[Available data]
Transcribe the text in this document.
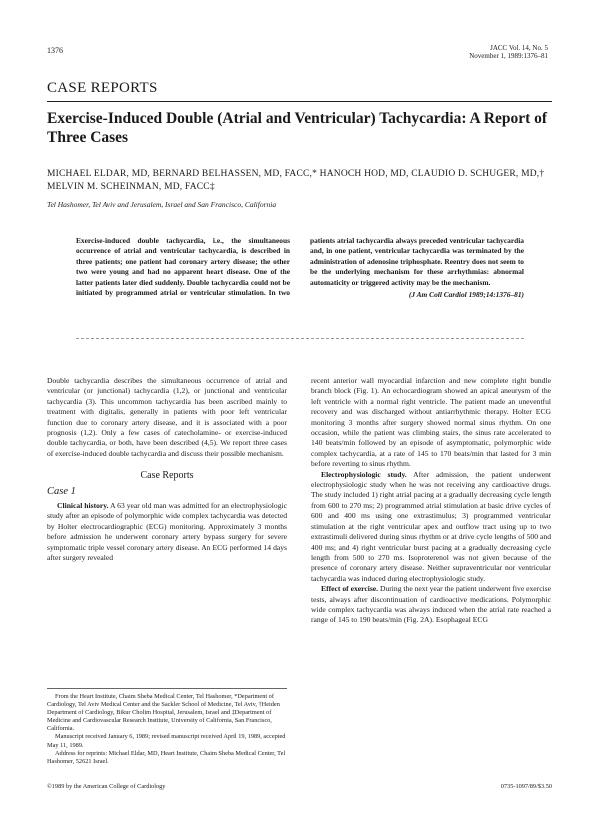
1376	JACC Vol. 14, No. 5
November 1, 1989:1376–81
CASE REPORTS
Exercise-Induced Double (Atrial and Ventricular) Tachycardia: A Report of Three Cases
MICHAEL ELDAR, MD, BERNARD BELHASSEN, MD, FACC,* HANOCH HOD, MD, CLAUDIO D. SCHUGER, MD,† MELVIN M. SCHEINMAN, MD, FACC‡
Tel Hashomer, Tel Aviv and Jerusalem, Israel and San Francisco, California
Exercise-induced double tachycardia, i.e., the simultaneous occurrence of atrial and ventricular tachycardia, is described in three patients; one patient had coronary artery disease; the other two were young and had no apparent heart disease. One of the latter patients later died suddenly. Double tachycardia could not be initiated by programmed atrial or ventricular stimulation. In two patients atrial tachycardia always preceded ventricular tachycardia and, in one patient, ventricular tachycardia was terminated by the administration of adenosine triphosphate. Reentry does not seem to be the underlying mechanism for these arrhythmias: abnormal automaticity or triggered activity may be the mechanism.
(J Am Coll Cardiol 1989;14:1376–81)

Double tachycardia describes the simultaneous occurrence of atrial and ventricular (or junctional) tachycardia (1,2), or junctional and ventricular tachycardia (3). This uncommon tachycardia has been ascribed mainly to treatment with digitalis, generally in patients with poor left ventricular function due to coronary artery disease, and it is associated with a poor prognosis (1,2). Only a few cases of catecholamine- or exercise-induced double tachycardia, or both, have been described (4,5). We report three cases of exercise-induced double tachycardia and discuss their possible mechanism.

Case Reports
Case 1

Clinical history. A 63 year old man was admitted for an electrophysiologic study after an episode of polymorphic wide complex tachycardia was detected by Holter electrocardiographic (ECG) monitoring. Approximately 3 months before admission he underwent coronary artery bypass surgery for severe symptomatic triple vessel coronary artery disease. An ECG performed 14 days after surgery revealed

From the Heart Institute, Chaim Sheba Medical Center, Tel Hashomer, *Department of Cardiology, Tel Aviv Medical Center and the Sackler School of Medicine, Tel Aviv, †Heiden Department of Cardiology, Bikur Cholim Hospital, Jerusalem, Israel and ‡Department of Medicine and Cardiovascular Research Institute, University of California, San Francisco, California.

Manuscript received January 6, 1989; revised manuscript received April 19, 1989, accepted May 11, 1989.

Address for reprints: Michael Eldar, MD, Heart Institute, Chaim Sheba Medical Center, Tel Hashomer, 52621 Israel.

recent anterior wall myocardial infarction and new complete right bundle branch block (Fig. 1). An echocardiogram showed an apical aneurysm of the left ventricle with a normal right ventricle. The patient made an uneventful recovery and was discharged without antiarrhythmic therapy. Holter ECG monitoring 3 months after surgery showed normal sinus rhythm. On one occasion, while the patient was climbing stairs, the sinus rate accelerated to 140 beats/min followed by an episode of asymptomatic, polymorphic wide complex tachycardia, at a rate of 145 to 170 beats/min that lasted for 3 min before reverting to sinus rhythm.

Electrophysiologic study. After admission, the patient underwent electrophysiologic study when he was not receiving any cardioactive drugs. The study included 1) right atrial pacing at a gradually decreasing cycle length from 600 to 270 ms; 2) programmed atrial stimulation at basic drive cycles of 600 and 400 ms using one extrastimulus; 3) programmed ventricular stimulation at the right ventricular apex and outflow tract using up to two extrastimuli delivered during sinus rhythm or at drive cycle lengths of 500 and 400 ms; and 4) right ventricular burst pacing at a gradually decreasing cycle length from 500 to 270 ms. Isoproterenol was not given because of the presence of coronary artery disease. Neither supraventricular nor ventricular tachycardia was induced during electrophysiologic study.

Effect of exercise. During the next year the patient underwent five exercise tests, always after discontinuation of cardioactive medications. Polymorphic wide complex tachycardia was always induced when the atrial rate reached a range of 145 to 190 beats/min (Fig. 2A). Esophageal ECG

©1989 by the American College of Cardiology	0735-1097/89/$3.50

[Work request]
Strip the images and return the remaining data exactly.

[Result for this task]
Transcribe the text in this document.
1376	JACC Vol. 14, No. 5
November 1, 1989:1376–81
CASE REPORTS
Exercise-Induced Double (Atrial and Ventricular) Tachycardia: A Report of Three Cases
MICHAEL ELDAR, MD, BERNARD BELHASSEN, MD, FACC,* HANOCH HOD, MD, CLAUDIO D. SCHUGER, MD,† MELVIN M. SCHEINMAN, MD, FACC‡
Tel Hashomer, Tel Aviv and Jerusalem, Israel and San Francisco, California
Exercise-induced double tachycardia, i.e., the simultaneous occurrence of atrial and ventricular tachycardia, is described in three patients; one patient had coronary artery disease; the other two were young and had no apparent heart disease. One of the latter patients later died suddenly. Double tachycardia could not be initiated by programmed atrial or ventricular stimulation. In two patients atrial tachycardia always preceded ventricular tachycardia and, in one patient, ventricular tachycardia was terminated by the administration of adenosine triphosphate. Reentry does not seem to be the underlying mechanism for these arrhythmias: abnormal automaticity or triggered activity may be the mechanism.
(J Am Coll Cardiol 1989;14:1376–81)

Double tachycardia describes the simultaneous occurrence of atrial and ventricular (or junctional) tachycardia (1,2), or junctional and ventricular tachycardia (3). This uncommon tachycardia has been ascribed mainly to treatment with digitalis, generally in patients with poor left ventricular function due to coronary artery disease, and it is associated with a poor prognosis (1,2). Only a few cases of catecholamine- or exercise-induced double tachycardia, or both, have been described (4,5). We report three cases of exercise-induced double tachycardia and discuss their possible mechanism.

Case Reports
Case 1

Clinical history. A 63 year old man was admitted for an electrophysiologic study after an episode of polymorphic wide complex tachycardia was detected by Holter electrocardiographic (ECG) monitoring. Approximately 3 months before admission he underwent coronary artery bypass surgery for severe symptomatic triple vessel coronary artery disease. An ECG performed 14 days after surgery revealed

From the Heart Institute, Chaim Sheba Medical Center, Tel Hashomer, *Department of Cardiology, Tel Aviv Medical Center and the Sackler School of Medicine, Tel Aviv, †Heiden Department of Cardiology, Bikur Cholim Hospital, Jerusalem, Israel and ‡Department of Medicine and Cardiovascular Research Institute, University of California, San Francisco, California.

Manuscript received January 6, 1989; revised manuscript received April 19, 1989, accepted May 11, 1989.

Address for reprints: Michael Eldar, MD, Heart Institute, Chaim Sheba Medical Center, Tel Hashomer, 52621 Israel.

recent anterior wall myocardial infarction and new complete right bundle branch block (Fig. 1). An echocardiogram showed an apical aneurysm of the left ventricle with a normal right ventricle. The patient made an uneventful recovery and was discharged without antiarrhythmic therapy. Holter ECG monitoring 3 months after surgery showed normal sinus rhythm. On one occasion, while the patient was climbing stairs, the sinus rate accelerated to 140 beats/min followed by an episode of asymptomatic, polymorphic wide complex tachycardia, at a rate of 145 to 170 beats/min that lasted for 3 min before reverting to sinus rhythm.

Electrophysiologic study. After admission, the patient underwent electrophysiologic study when he was not receiving any cardioactive drugs. The study included 1) right atrial pacing at a gradually decreasing cycle length from 600 to 270 ms; 2) programmed atrial stimulation at basic drive cycles of 600 and 400 ms using one extrastimulus; 3) programmed ventricular stimulation at the right ventricular apex and outflow tract using up to two extrastimuli delivered during sinus rhythm or at drive cycle lengths of 500 and 400 ms; and 4) right ventricular burst pacing at a gradually decreasing cycle length from 500 to 270 ms. Isoproterenol was not given because of the presence of coronary artery disease. Neither supraventricular nor ventricular tachycardia was induced during electrophysiologic study.

Effect of exercise. During the next year the patient underwent five exercise tests, always after discontinuation of cardioactive medications. Polymorphic wide complex tachycardia was always induced when the atrial rate reached a range of 145 to 190 beats/min (Fig. 2A). Esophageal ECG

©1989 by the American College of Cardiology	0735-1097/89/$3.50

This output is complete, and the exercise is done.